▸ **Отрывок из текста**:
####

Легенды и мифы о Пушкине - Андрей Георгиевич Битов
Но почему так существенна для нас связь между ролью праотца Иосифа как сновидца, толкователя снов фараона и «должностью» арапа, расшифровывающего «сны» Петра? Видимо, потому, что Пушкин отождествляет себя с предком — подчас, быть может, и подсознательно[147].
Давно замечено то особое место, которое сны, сновидения занимают в поэтическом мировосприятии Пушкина. Еще М. О. Гершензон показал, что сон, забвение осознаются Пушкиным как некое особое творческое состояние души, глухой к «затеям суетного света», но зато открытой всему возвышенному, истинно поэтическому[148]. Особенно ясно это над страницами «Евгения Онегина». Главные герои романа являются автору в «смутном сне» (VI, 190); «средь поэтического сна» (VI, 140) приходят видения прошлого, образы дальних стран; верит «снам» Татьяна (VI, 99), и знаменитое сновидение едва ли не главное средоточие ее поэтического характера; да и сам поэт рожден для «творческих снов», оживающих в глуши (VI, 28).
«Более 30 раз в романе слова „сон“, „забвение“ и производные от них встречаются именно в значениях, определяющих внутреннюю жизнь»[149].
Когда Пушкин при всякой возможности упоминает и подчеркивает в мифологизированной биографии Ганнибала роль, близкую к истолкованию снов, то тут, вероятно, можно видеть намек не только на кровное родство с царским арапом, но и на некую тесную духовную связь потомка с предком. Цикличность, повторяемость того, что происходит с праотцем и с ним самим, — это должно быть ясно для Пушкина.
Например, интересно проследить, как с течением времени в сознании поэта образ Ганнибала меняется, играет новыми смысловыми оценками. Сперва, в молодости, Пушкин, по-видимому, ощущает черного прадеда как некую странность, как курьез, отличающий его род по материнской линии. Отсюда очень понятная игра в африканские страсти, так что друзьям приходится «сдерживать и обуздывать кипучий темперамент потомка Ганнибала»[150]. Даже еще в начале 1825 г. Пушкин пишет брату: «Присоветуй Рылееву в новой его поэме поместить в свите Петра I нашего дедушку. Его арапская рожа произведет странное действие на всю картину Полтавской битвы» (XIII, 143).
Междуцарствие 1825 г., восстание декабристов и события, за ним последовавшие, отмечают собою важнейший поворот в биографии и творчестве Пушкина. Одним из многочисленных знаков этого поворота можно считать новое, куда более серьезное и обязывающее отношение к праотцу Ганнибалу, к причудливым зигзагам его жизненного пути.

####

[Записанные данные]

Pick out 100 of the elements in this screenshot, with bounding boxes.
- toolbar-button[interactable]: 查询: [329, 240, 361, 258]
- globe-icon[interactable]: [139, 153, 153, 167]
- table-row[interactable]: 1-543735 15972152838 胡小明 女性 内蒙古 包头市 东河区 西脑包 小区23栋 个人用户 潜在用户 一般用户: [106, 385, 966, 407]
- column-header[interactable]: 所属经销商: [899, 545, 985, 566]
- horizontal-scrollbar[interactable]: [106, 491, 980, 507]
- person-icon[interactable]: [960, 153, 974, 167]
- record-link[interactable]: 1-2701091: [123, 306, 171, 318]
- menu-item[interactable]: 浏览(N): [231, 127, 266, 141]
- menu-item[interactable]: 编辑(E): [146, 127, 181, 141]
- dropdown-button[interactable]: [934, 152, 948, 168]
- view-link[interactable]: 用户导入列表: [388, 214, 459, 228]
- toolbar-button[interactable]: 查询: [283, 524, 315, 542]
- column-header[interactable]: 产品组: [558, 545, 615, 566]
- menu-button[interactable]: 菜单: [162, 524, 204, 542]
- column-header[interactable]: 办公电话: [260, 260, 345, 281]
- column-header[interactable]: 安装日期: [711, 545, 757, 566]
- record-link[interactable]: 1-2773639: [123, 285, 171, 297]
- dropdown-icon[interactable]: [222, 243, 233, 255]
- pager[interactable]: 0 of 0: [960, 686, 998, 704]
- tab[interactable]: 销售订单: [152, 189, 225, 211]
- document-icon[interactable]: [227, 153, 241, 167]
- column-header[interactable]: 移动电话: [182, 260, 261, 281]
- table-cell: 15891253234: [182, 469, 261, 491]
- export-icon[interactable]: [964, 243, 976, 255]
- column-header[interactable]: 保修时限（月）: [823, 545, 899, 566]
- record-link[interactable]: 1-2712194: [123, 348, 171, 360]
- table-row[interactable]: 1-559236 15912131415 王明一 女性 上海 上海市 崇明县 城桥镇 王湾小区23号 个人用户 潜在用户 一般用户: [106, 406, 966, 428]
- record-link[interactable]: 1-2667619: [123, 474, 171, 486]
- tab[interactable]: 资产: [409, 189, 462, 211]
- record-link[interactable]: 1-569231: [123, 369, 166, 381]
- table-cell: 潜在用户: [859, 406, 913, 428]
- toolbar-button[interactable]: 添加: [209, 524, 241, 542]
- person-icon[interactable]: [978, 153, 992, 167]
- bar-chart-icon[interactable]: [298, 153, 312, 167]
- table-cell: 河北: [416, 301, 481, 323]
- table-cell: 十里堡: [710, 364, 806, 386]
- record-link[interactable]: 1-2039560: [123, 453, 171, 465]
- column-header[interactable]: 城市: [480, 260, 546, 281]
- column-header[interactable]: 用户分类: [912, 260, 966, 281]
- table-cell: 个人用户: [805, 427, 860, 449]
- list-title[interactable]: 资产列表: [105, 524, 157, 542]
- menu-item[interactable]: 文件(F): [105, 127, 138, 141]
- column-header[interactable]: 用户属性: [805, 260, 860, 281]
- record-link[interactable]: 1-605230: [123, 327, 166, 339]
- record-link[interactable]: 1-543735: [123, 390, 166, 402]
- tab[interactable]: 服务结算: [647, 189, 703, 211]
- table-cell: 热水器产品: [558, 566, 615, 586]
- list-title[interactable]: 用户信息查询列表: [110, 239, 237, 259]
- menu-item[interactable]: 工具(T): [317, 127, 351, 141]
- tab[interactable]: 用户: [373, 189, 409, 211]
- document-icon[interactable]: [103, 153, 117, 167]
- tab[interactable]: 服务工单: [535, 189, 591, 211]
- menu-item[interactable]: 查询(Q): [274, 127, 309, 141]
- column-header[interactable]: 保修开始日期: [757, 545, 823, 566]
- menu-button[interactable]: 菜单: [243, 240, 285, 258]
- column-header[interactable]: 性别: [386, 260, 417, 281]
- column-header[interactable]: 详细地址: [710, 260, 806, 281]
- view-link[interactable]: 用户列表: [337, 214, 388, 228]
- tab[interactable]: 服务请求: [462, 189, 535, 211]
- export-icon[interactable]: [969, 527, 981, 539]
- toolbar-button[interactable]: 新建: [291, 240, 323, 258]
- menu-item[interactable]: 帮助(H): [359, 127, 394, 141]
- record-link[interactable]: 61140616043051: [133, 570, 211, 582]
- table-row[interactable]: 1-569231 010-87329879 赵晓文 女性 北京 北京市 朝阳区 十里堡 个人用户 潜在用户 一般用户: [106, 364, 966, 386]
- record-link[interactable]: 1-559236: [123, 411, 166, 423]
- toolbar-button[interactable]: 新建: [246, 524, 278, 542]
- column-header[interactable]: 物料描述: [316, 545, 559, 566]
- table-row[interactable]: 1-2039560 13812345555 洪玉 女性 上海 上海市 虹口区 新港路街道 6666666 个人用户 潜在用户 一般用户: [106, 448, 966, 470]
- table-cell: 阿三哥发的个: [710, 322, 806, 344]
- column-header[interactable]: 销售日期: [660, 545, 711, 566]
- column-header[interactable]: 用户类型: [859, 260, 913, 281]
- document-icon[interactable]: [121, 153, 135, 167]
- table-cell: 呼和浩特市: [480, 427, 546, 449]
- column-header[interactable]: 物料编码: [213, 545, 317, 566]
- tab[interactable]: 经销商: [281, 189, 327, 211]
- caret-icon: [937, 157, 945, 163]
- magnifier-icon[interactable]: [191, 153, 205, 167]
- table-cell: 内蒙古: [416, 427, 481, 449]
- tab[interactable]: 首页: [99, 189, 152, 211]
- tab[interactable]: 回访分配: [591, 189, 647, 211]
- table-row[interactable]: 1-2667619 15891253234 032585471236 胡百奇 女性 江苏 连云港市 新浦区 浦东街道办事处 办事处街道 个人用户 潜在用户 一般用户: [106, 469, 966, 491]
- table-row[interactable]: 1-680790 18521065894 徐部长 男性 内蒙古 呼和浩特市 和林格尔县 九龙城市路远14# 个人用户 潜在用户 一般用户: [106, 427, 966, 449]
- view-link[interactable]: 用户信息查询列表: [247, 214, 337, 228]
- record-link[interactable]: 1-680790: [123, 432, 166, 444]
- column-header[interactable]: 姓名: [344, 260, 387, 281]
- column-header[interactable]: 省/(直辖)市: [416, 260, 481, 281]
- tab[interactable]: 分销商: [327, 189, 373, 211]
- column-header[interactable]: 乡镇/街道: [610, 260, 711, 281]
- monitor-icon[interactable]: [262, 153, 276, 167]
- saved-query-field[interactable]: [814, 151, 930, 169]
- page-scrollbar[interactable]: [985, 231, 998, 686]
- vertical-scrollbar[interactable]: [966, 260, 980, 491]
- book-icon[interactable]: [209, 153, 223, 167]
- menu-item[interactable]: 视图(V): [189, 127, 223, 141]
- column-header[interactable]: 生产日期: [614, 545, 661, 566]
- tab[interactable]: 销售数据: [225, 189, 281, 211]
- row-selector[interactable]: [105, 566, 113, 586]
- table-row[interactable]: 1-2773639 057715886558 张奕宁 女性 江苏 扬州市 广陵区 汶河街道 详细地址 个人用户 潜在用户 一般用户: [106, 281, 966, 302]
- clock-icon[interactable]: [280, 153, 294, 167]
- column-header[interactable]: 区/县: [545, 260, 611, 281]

####

▸ **Что нужно сделать**:
(1) Измените часть отрывка о Пушкине между словами «Когда Пушкин при» и «ясно для Пушкина.» включительно, поставив «прадедом» вместо «предком».
(2) Перескажите отрывок о Пушкине в двух предложениях.
Эти строки никак не связаны с отрывком о Пушкине.

▸ **Ответы к заданиям**:
(1)
Когда Пушкин при всякой возможности упоминает и подчеркивает в мифологизированной биографии Ганнибала роль, близкую к истолкованию снов, то тут, вероятно, можно видеть намек не только на кровное родство с царским арапом, но и на некую тесную духовную связь потомка с прадедом. Цикличность, повторяемость того, что происходит с праотцем и с ним самим, — это должно быть ясно для Пушкина.

(2) Подчеркивая в мифологизированной биографии Ганнибала роль, близкую к истолкованию снов, Пушкин, вероятно, намекает не только на кровное родство с предком, но и на тесную духовную связь с ним, а сны в его поэзии, особенно в «Евгении Онегине», осознаются как особое творческое состояние души. В молодости поэт ощущает черного прадеда как курьез, но после событий 1825 г. его отношение к праотцу Ганнибалу становится куда более серьезным и обязывающим.